# YOUR GOAL
Give only the number of lines in the records that include the string "color".

# SOURCE DATA

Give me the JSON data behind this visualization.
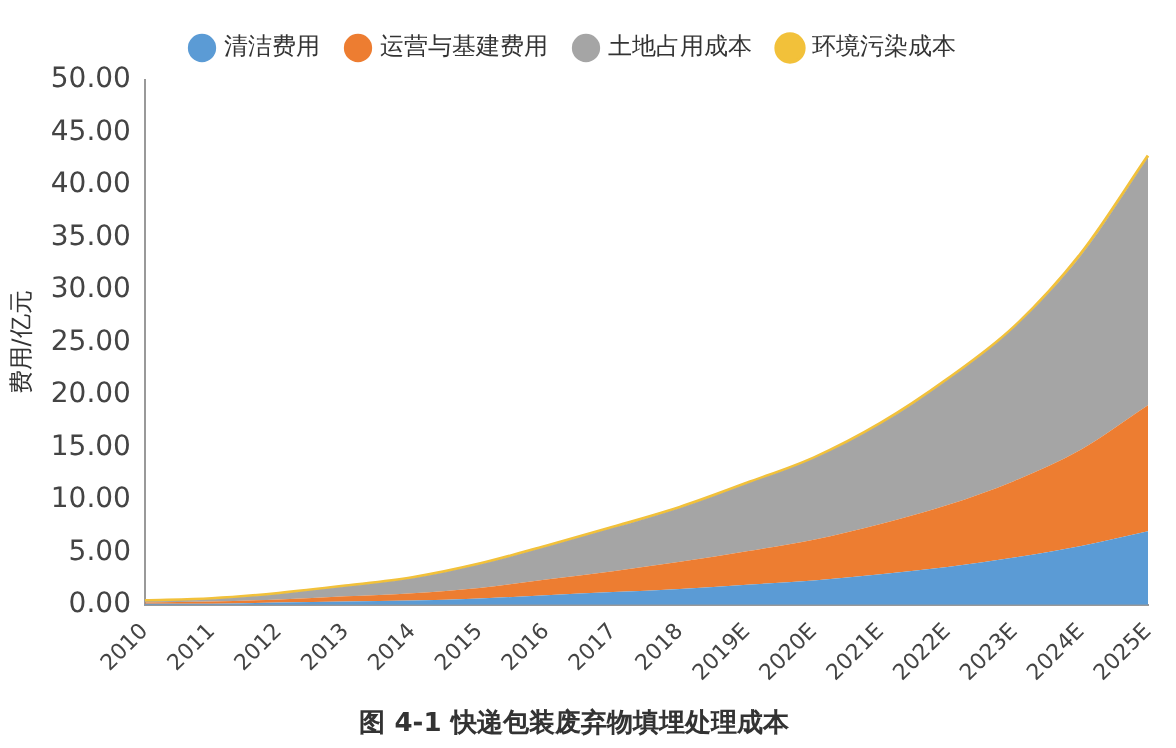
{
  "chart_data": {
    "type": "area",
    "stacked": true,
    "title": "图 4-1 快递包装废弃物填埋处理成本",
    "ylabel": "费用/亿元",
    "categories": [
      "2010",
      "2011",
      "2012",
      "2013",
      "2014",
      "2015",
      "2016",
      "2017",
      "2018",
      "2019E",
      "2020E",
      "2021E",
      "2022E",
      "2023E",
      "2024E",
      "2025E"
    ],
    "series": [
      {
        "name": "清洁费用",
        "color": "#5b9bd5",
        "values": [
          0.1,
          0.1,
          0.2,
          0.3,
          0.4,
          0.6,
          0.9,
          1.2,
          1.5,
          1.9,
          2.3,
          2.9,
          3.6,
          4.5,
          5.6,
          7.0
        ]
      },
      {
        "name": "运营与基建费用",
        "color": "#ed7d31",
        "values": [
          0.1,
          0.2,
          0.3,
          0.5,
          0.7,
          1.0,
          1.5,
          2.0,
          2.6,
          3.2,
          3.9,
          4.8,
          5.9,
          7.3,
          9.2,
          12.0
        ]
      },
      {
        "name": "土地占用成本",
        "color": "#a5a5a5",
        "values": [
          0.1,
          0.2,
          0.5,
          0.9,
          1.4,
          2.2,
          3.1,
          4.1,
          5.1,
          6.4,
          7.7,
          9.5,
          11.9,
          14.6,
          18.5,
          23.6
        ]
      },
      {
        "name": "环境污染成本",
        "color": "#f2c13a",
        "values": [
          0.1,
          0.1,
          0.1,
          0.1,
          0.1,
          0.1,
          0.1,
          0.1,
          0.1,
          0.1,
          0.1,
          0.1,
          0.1,
          0.1,
          0.2,
          0.2
        ]
      }
    ],
    "ylim": [
      0,
      50
    ],
    "yticks": [
      {
        "value": 0,
        "label": "0.00"
      },
      {
        "value": 5,
        "label": "5.00"
      },
      {
        "value": 10,
        "label": "10.00"
      },
      {
        "value": 15,
        "label": "15.00"
      },
      {
        "value": 20,
        "label": "20.00"
      },
      {
        "value": 25,
        "label": "25.00"
      },
      {
        "value": 30,
        "label": "30.00"
      },
      {
        "value": 35,
        "label": "35.00"
      },
      {
        "value": 40,
        "label": "40.00"
      },
      {
        "value": 45,
        "label": "45.00"
      },
      {
        "value": 50,
        "label": "50.00"
      }
    ],
    "grid": false,
    "legend": "top"
  }
}
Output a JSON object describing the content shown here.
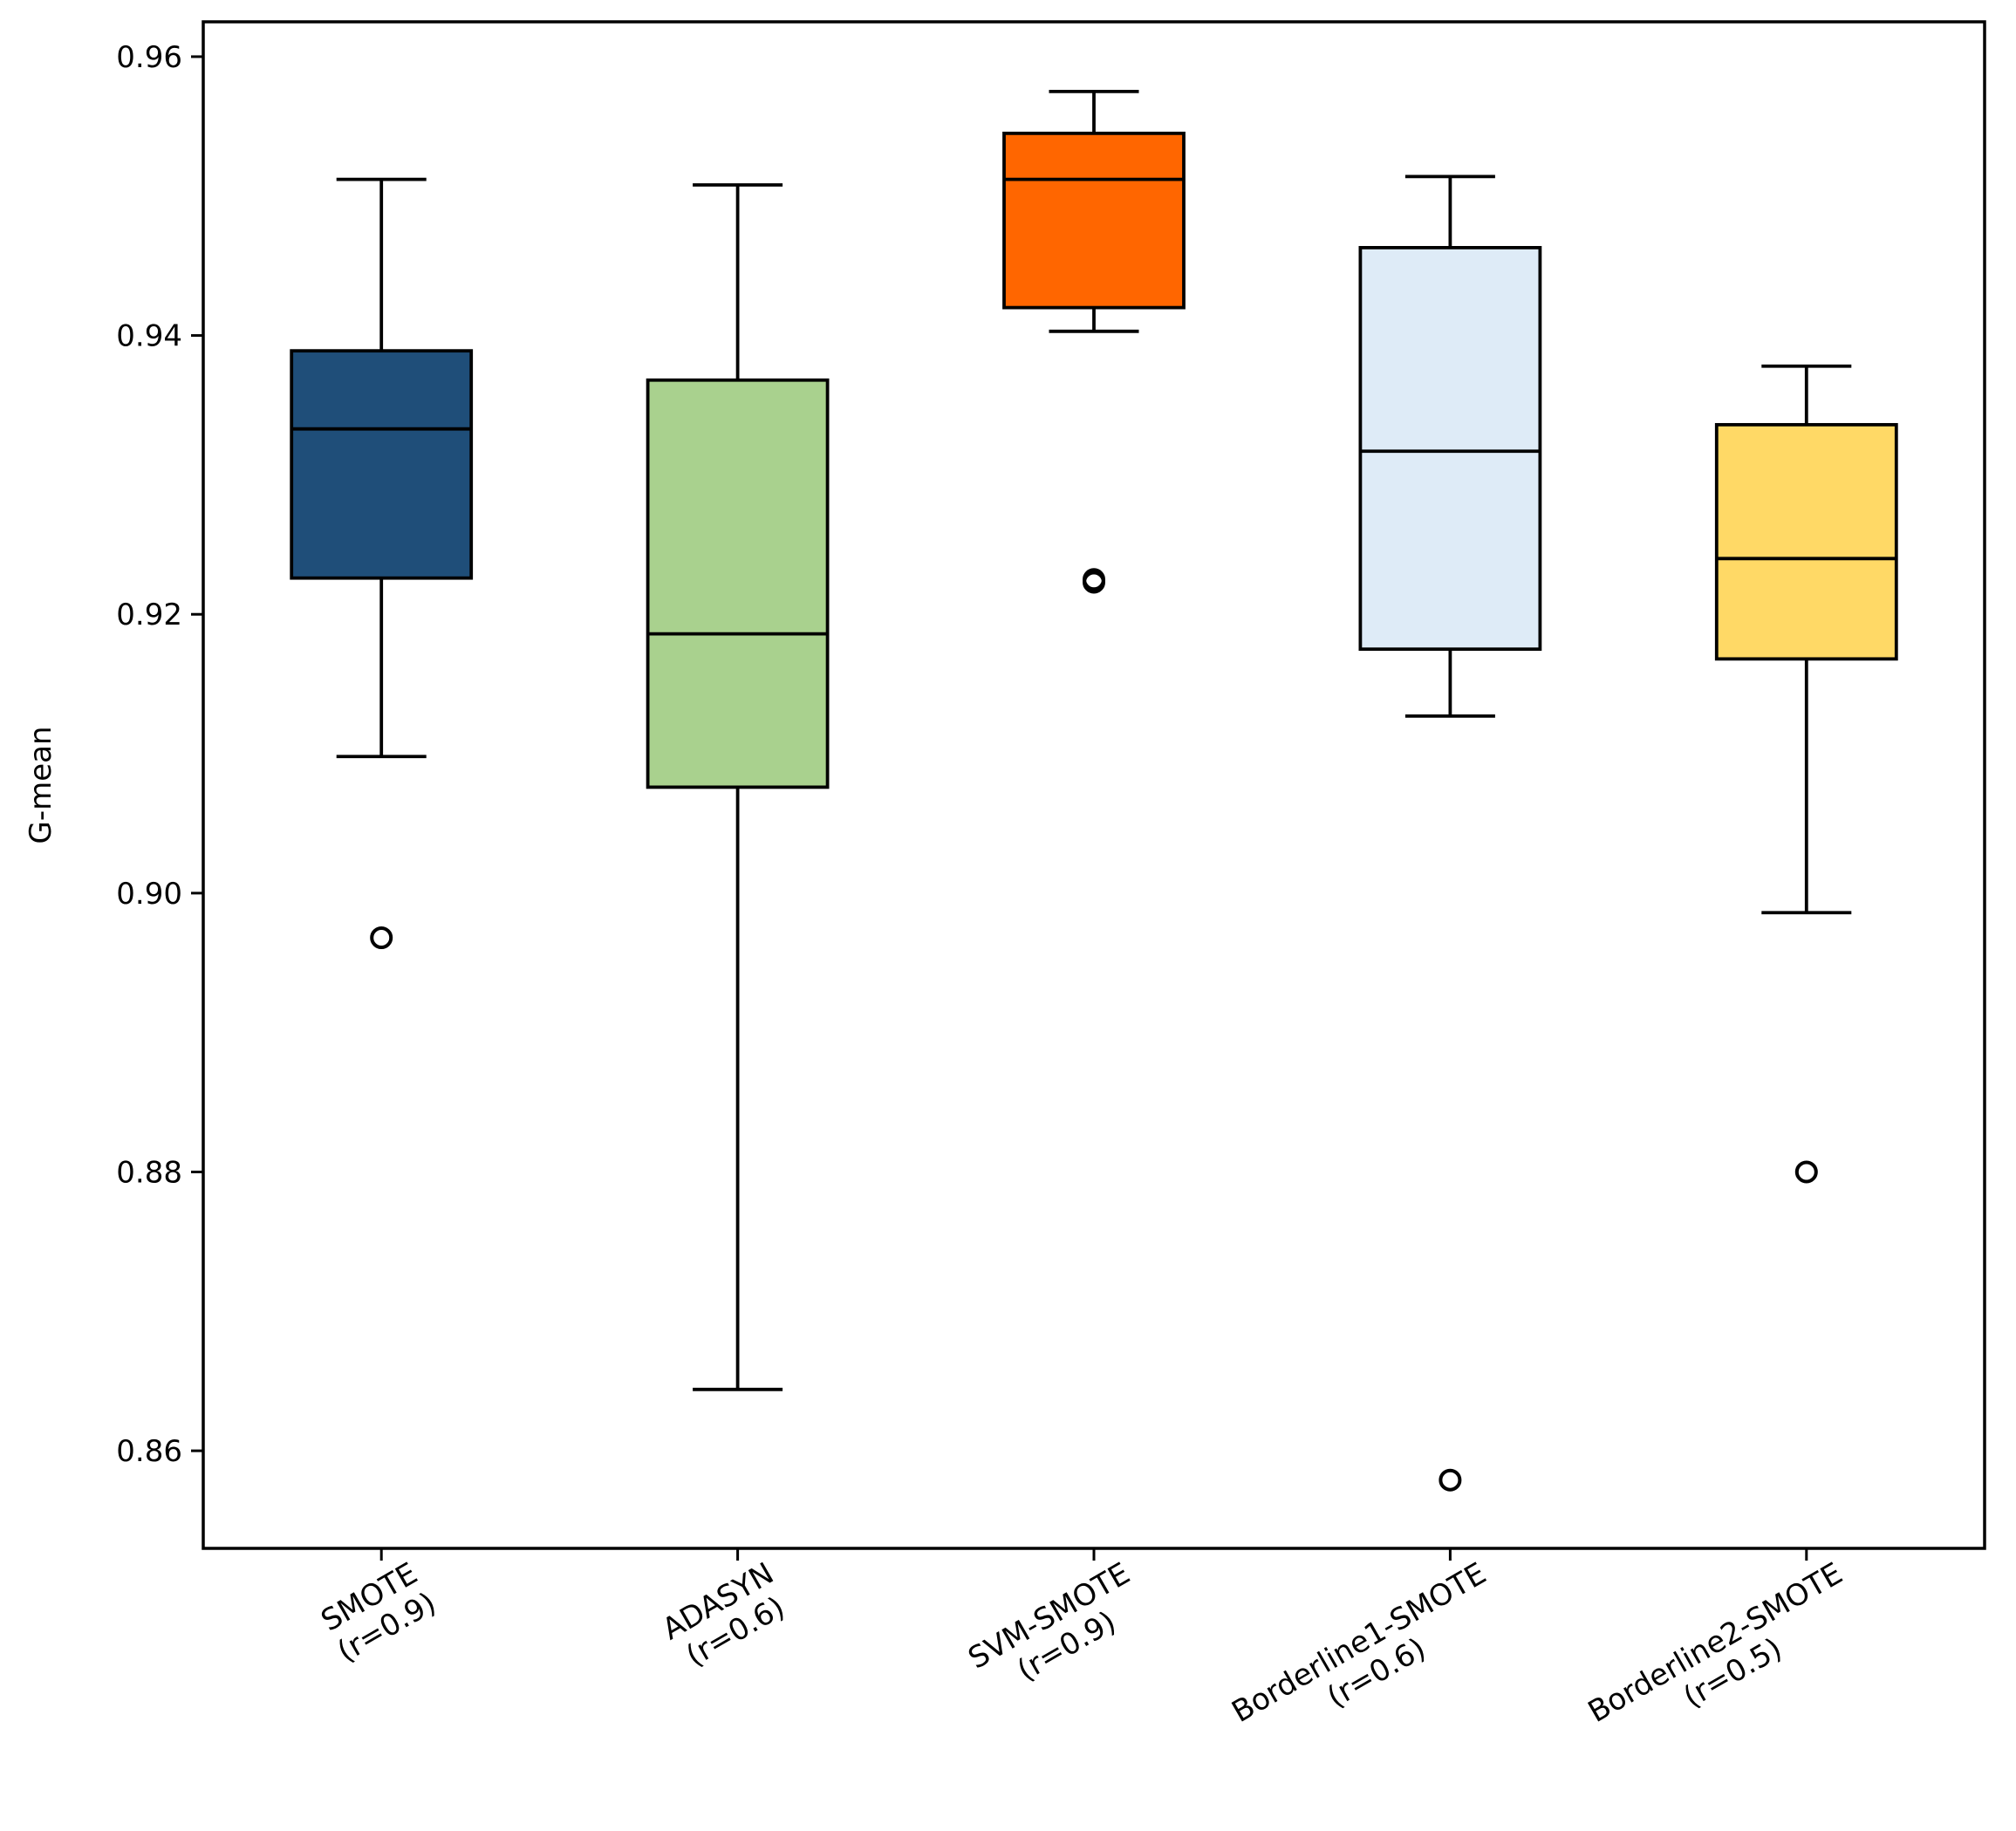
{
  "chart_data": {
    "type": "boxplot",
    "title": "",
    "xlabel": "",
    "ylabel": "G-mean",
    "ylim": [
      0.853,
      0.9625
    ],
    "yticks": [
      0.86,
      0.88,
      0.9,
      0.92,
      0.94,
      0.96
    ],
    "ytick_labels": [
      "0.86",
      "0.88",
      "0.90",
      "0.92",
      "0.94",
      "0.96"
    ],
    "grid": false,
    "categories": [
      "SMOTE\n(r=0.9)",
      "ADASYN\n(r=0.6)",
      "SVM-SMOTE\n(r=0.9)",
      "Borderline1-SMOTE\n(r=0.6)",
      "Borderline2-SMOTE\n(r=0.5)"
    ],
    "boxes": [
      {
        "name": "SMOTE (r=0.9)",
        "whisker_low": 0.9098,
        "q1": 0.9226,
        "median": 0.9333,
        "q3": 0.9389,
        "whisker_high": 0.9512,
        "outliers": [
          0.8968
        ],
        "color": "#1f4e79"
      },
      {
        "name": "ADASYN (r=0.6)",
        "whisker_low": 0.8644,
        "q1": 0.9076,
        "median": 0.9186,
        "q3": 0.9368,
        "whisker_high": 0.9508,
        "outliers": [],
        "color": "#a9d18e"
      },
      {
        "name": "SVM-SMOTE (r=0.9)",
        "whisker_low": 0.9403,
        "q1": 0.942,
        "median": 0.9512,
        "q3": 0.9545,
        "whisker_high": 0.9575,
        "outliers": [
          0.9223,
          0.9225
        ],
        "color": "#ff6600"
      },
      {
        "name": "Borderline1-SMOTE (r=0.6)",
        "whisker_low": 0.9127,
        "q1": 0.9175,
        "median": 0.9317,
        "q3": 0.9463,
        "whisker_high": 0.9514,
        "outliers": [
          0.8579
        ],
        "color": "#deebf7"
      },
      {
        "name": "Borderline2-SMOTE (r=0.5)",
        "whisker_low": 0.8986,
        "q1": 0.9168,
        "median": 0.924,
        "q3": 0.9336,
        "whisker_high": 0.9378,
        "outliers": [
          0.88
        ],
        "color": "#ffd966"
      }
    ]
  }
}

# RESPONSE TO THIS TASK
9